Written task
Edit the data below by changing every "bookmark-icon" to "save-icon", and leave all other text as it is.

* begin Material shown *

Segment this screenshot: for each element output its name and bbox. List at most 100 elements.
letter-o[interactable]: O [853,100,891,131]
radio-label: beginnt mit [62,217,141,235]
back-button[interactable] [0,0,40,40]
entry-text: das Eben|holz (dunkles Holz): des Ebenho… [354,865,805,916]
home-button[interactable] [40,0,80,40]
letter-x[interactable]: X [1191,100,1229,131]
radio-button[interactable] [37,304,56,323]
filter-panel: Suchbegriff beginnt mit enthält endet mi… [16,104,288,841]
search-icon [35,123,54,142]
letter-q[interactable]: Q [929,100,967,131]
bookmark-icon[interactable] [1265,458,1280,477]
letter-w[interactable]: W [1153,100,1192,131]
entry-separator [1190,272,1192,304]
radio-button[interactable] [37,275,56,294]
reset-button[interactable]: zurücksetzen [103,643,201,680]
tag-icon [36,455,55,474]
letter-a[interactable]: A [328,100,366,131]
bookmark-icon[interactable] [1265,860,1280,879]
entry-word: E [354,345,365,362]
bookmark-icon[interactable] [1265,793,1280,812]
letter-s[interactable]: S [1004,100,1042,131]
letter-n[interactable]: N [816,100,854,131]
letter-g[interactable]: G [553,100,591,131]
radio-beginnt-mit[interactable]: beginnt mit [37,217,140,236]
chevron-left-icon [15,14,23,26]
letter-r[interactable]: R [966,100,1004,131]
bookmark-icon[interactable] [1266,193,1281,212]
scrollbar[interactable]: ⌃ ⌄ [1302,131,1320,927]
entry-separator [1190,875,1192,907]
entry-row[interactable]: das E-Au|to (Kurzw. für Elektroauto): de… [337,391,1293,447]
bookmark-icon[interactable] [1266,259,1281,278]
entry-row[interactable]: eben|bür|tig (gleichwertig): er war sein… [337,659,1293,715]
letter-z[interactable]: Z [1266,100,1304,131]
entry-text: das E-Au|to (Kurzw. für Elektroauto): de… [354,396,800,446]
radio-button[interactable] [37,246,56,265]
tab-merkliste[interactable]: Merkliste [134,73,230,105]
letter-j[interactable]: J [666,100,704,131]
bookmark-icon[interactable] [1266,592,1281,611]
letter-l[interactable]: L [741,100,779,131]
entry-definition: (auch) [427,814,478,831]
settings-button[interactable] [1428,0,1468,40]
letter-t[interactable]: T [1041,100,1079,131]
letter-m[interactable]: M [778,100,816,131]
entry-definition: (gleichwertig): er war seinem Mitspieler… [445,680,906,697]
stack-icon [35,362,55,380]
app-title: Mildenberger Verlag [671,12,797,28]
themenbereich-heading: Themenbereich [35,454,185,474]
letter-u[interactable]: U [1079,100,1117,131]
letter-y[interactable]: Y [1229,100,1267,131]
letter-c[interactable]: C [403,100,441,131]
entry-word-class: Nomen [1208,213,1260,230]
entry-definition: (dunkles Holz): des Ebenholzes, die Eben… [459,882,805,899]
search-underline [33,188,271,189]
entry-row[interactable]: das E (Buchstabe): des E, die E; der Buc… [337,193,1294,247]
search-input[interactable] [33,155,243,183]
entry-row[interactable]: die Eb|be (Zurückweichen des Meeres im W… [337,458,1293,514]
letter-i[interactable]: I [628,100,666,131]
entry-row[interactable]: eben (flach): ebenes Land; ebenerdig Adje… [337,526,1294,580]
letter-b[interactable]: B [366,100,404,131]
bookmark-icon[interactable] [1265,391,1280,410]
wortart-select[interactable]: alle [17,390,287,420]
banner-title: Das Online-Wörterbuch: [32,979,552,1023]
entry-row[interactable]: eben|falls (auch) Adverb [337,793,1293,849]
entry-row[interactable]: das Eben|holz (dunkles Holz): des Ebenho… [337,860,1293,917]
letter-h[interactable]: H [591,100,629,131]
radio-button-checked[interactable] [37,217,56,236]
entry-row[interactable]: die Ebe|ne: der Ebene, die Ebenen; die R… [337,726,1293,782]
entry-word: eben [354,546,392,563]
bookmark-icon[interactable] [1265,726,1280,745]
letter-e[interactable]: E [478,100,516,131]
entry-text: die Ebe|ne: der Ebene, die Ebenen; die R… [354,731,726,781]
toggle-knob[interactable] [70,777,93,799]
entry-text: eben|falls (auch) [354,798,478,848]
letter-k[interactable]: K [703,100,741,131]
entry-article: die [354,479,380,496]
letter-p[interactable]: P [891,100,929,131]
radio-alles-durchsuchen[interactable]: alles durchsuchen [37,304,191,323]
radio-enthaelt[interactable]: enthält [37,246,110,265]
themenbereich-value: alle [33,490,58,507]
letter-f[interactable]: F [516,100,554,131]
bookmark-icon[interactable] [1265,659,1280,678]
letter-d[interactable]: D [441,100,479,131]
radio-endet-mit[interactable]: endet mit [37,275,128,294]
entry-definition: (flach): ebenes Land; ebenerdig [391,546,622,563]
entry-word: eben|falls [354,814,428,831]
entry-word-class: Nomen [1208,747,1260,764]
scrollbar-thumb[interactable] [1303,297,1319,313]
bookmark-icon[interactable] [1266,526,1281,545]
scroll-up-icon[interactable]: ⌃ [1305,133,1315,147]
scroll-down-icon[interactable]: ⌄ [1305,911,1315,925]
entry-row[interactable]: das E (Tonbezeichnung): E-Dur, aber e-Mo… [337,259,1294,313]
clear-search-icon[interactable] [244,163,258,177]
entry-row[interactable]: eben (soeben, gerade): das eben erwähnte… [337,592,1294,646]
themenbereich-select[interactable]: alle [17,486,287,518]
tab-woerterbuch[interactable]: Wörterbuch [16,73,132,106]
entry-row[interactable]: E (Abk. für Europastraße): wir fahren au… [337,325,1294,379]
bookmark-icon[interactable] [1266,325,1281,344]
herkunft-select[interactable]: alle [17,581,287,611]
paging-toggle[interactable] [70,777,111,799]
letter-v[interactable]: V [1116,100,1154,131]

* end Material shown *

Problem solution
Segment this screenshot: for each element output its name and bbox. List at most 100 elements.
letter-o[interactable]: O [853,100,891,131]
radio-label: beginnt mit [62,217,141,235]
back-button[interactable] [0,0,40,40]
entry-text: das Eben|holz (dunkles Holz): des Ebenho… [354,865,805,916]
home-button[interactable] [40,0,80,40]
letter-x[interactable]: X [1191,100,1229,131]
radio-button[interactable] [37,304,56,323]
filter-panel: Suchbegriff beginnt mit enthält endet mi… [16,104,288,841]
search-icon [35,123,54,142]
letter-q[interactable]: Q [929,100,967,131]
save-icon[interactable] [1265,458,1280,477]
letter-w[interactable]: W [1153,100,1192,131]
entry-separator [1190,272,1192,304]
radio-button[interactable] [37,275,56,294]
reset-button[interactable]: zurücksetzen [103,643,201,680]
tag-icon [36,455,55,474]
letter-a[interactable]: A [328,100,366,131]
save-icon[interactable] [1265,860,1280,879]
entry-word: E [354,345,365,362]
save-icon[interactable] [1265,793,1280,812]
letter-s[interactable]: S [1004,100,1042,131]
letter-n[interactable]: N [816,100,854,131]
letter-g[interactable]: G [553,100,591,131]
radio-beginnt-mit[interactable]: beginnt mit [37,217,140,236]
chevron-left-icon [15,14,23,26]
letter-r[interactable]: R [966,100,1004,131]
save-icon[interactable] [1266,193,1281,212]
scrollbar[interactable]: ⌃ ⌄ [1302,131,1320,927]
entry-separator [1190,875,1192,907]
entry-row[interactable]: das E-Au|to (Kurzw. für Elektroauto): de… [337,391,1293,447]
save-icon[interactable] [1266,259,1281,278]
entry-row[interactable]: eben|bür|tig (gleichwertig): er war sein… [337,659,1293,715]
letter-z[interactable]: Z [1266,100,1304,131]
entry-text: das E-Au|to (Kurzw. für Elektroauto): de… [354,396,800,446]
radio-button[interactable] [37,246,56,265]
tab-merkliste[interactable]: Merkliste [134,73,230,105]
letter-j[interactable]: J [666,100,704,131]
save-icon[interactable] [1266,592,1281,611]
letter-l[interactable]: L [741,100,779,131]
entry-definition: (auch) [427,814,478,831]
settings-button[interactable] [1428,0,1468,40]
letter-t[interactable]: T [1041,100,1079,131]
letter-m[interactable]: M [778,100,816,131]
entry-definition: (gleichwertig): er war seinem Mitspieler… [445,680,906,697]
stack-icon [35,362,55,380]
app-title: Mildenberger Verlag [671,12,797,28]
themenbereich-heading: Themenbereich [35,454,185,474]
letter-u[interactable]: U [1079,100,1117,131]
letter-y[interactable]: Y [1229,100,1267,131]
letter-c[interactable]: C [403,100,441,131]
entry-word-class: Nomen [1208,213,1260,230]
entry-definition: (dunkles Holz): des Ebenholzes, die Eben… [459,882,805,899]
search-underline [33,188,271,189]
entry-row[interactable]: das E (Buchstabe): des E, die E; der Buc… [337,193,1294,247]
search-input[interactable] [33,155,243,183]
entry-row[interactable]: die Eb|be (Zurückweichen des Meeres im W… [337,458,1293,514]
letter-i[interactable]: I [628,100,666,131]
entry-row[interactable]: eben (flach): ebenes Land; ebenerdig Adje… [337,526,1294,580]
letter-b[interactable]: B [366,100,404,131]
save-icon[interactable] [1265,391,1280,410]
wortart-select[interactable]: alle [17,390,287,420]
banner-title: Das Online-Wörterbuch: [32,979,552,1023]
entry-row[interactable]: eben|falls (auch) Adverb [337,793,1293,849]
entry-row[interactable]: das Eben|holz (dunkles Holz): des Ebenho… [337,860,1293,917]
letter-h[interactable]: H [591,100,629,131]
radio-button-checked[interactable] [37,217,56,236]
entry-row[interactable]: die Ebe|ne: der Ebene, die Ebenen; die R… [337,726,1293,782]
entry-word: eben [354,546,392,563]
save-icon[interactable] [1265,726,1280,745]
letter-e[interactable]: E [478,100,516,131]
entry-text: die Ebe|ne: der Ebene, die Ebenen; die R… [354,731,726,781]
toggle-knob[interactable] [70,777,93,799]
entry-text: eben|falls (auch) [354,798,478,848]
letter-k[interactable]: K [703,100,741,131]
entry-article: die [354,479,380,496]
letter-p[interactable]: P [891,100,929,131]
radio-alles-durchsuchen[interactable]: alles durchsuchen [37,304,191,323]
radio-enthaelt[interactable]: enthält [37,246,110,265]
themenbereich-value: alle [33,490,58,507]
letter-f[interactable]: F [516,100,554,131]
save-icon[interactable] [1265,659,1280,678]
letter-d[interactable]: D [441,100,479,131]
radio-endet-mit[interactable]: endet mit [37,275,128,294]
entry-definition: (flach): ebenes Land; ebenerdig [391,546,622,563]
entry-word: eben|falls [354,814,428,831]
entry-word-class: Nomen [1208,747,1260,764]
scrollbar-thumb[interactable] [1303,297,1319,313]
save-icon[interactable] [1266,526,1281,545]
scroll-up-icon[interactable]: ⌃ [1305,133,1315,147]
scroll-down-icon[interactable]: ⌄ [1305,911,1315,925]
entry-row[interactable]: das E (Tonbezeichnung): E-Dur, aber e-Mo… [337,259,1294,313]
clear-search-icon[interactable] [244,163,258,177]
entry-row[interactable]: eben (soeben, gerade): das eben erwähnte… [337,592,1294,646]
themenbereich-select[interactable]: alle [17,486,287,518]
tab-woerterbuch[interactable]: Wörterbuch [16,73,132,106]
entry-row[interactable]: E (Abk. für Europastraße): wir fahren au… [337,325,1294,379]
save-icon[interactable] [1266,325,1281,344]
herkunft-select[interactable]: alle [17,581,287,611]
paging-toggle[interactable] [70,777,111,799]
letter-v[interactable]: V [1116,100,1154,131]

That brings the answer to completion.